Start of Material for this exercise
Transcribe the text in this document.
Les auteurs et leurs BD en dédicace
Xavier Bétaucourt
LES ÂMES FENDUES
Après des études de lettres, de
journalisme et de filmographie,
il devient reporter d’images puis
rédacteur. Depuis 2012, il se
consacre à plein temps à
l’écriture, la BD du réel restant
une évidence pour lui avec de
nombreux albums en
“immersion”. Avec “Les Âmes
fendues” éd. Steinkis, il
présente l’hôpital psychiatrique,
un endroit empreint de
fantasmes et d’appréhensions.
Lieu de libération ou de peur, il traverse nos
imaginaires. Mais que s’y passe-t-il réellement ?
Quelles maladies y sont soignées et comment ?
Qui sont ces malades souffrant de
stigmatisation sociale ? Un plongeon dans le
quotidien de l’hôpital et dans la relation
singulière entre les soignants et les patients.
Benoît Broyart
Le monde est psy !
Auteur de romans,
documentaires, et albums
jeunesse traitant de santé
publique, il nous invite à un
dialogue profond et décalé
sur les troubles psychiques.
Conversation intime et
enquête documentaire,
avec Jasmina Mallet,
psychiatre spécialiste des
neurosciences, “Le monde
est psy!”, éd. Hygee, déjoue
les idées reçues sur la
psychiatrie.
End of Material for this exercise
What this task involves
Make a verbatim transcription of all the material.

Response to the exercise
Transcribe the text in this document.
Les auteurs et leurs BD en dédicace
Xavier Bétaucourt
LES ÂMES FENDUES
Après des études de lettres, de
journalisme et de filmographie,
il devient reporter d’images puis
rédacteur. Depuis 2012, il se
consacre à plein temps à
l’écriture, la BD du réel restant
une évidence pour lui avec de
nombreux albums en
“immersion”. Avec “Les Âmes
fendues” éd. Steinkis, il
présente l’hôpital psychiatrique,
un endroit empreint de
fantasmes et d’appréhensions.
Lieu de libération ou de peur, il traverse nos
imaginaires. Mais que s’y passe-t-il réellement ?
Quelles maladies y sont soignées et comment ?
Qui sont ces malades souffrant de
stigmatisation sociale ? Un plongeon dans le
quotidien de l’hôpital et dans la relation
singulière entre les soignants et les patients.
Benoît Broyart
Le monde est psy !
Auteur de romans,
documentaires, et albums
jeunesse traitant de santé
publique, il nous invite à un
dialogue profond et décalé
sur les troubles psychiques.
Conversation intime et
enquête documentaire,
avec Jasmina Mallet,
psychiatre spécialiste des
neurosciences, “Le monde
est psy!”, éd. Hygee, déjoue
les idées reçues sur la
psychiatrie.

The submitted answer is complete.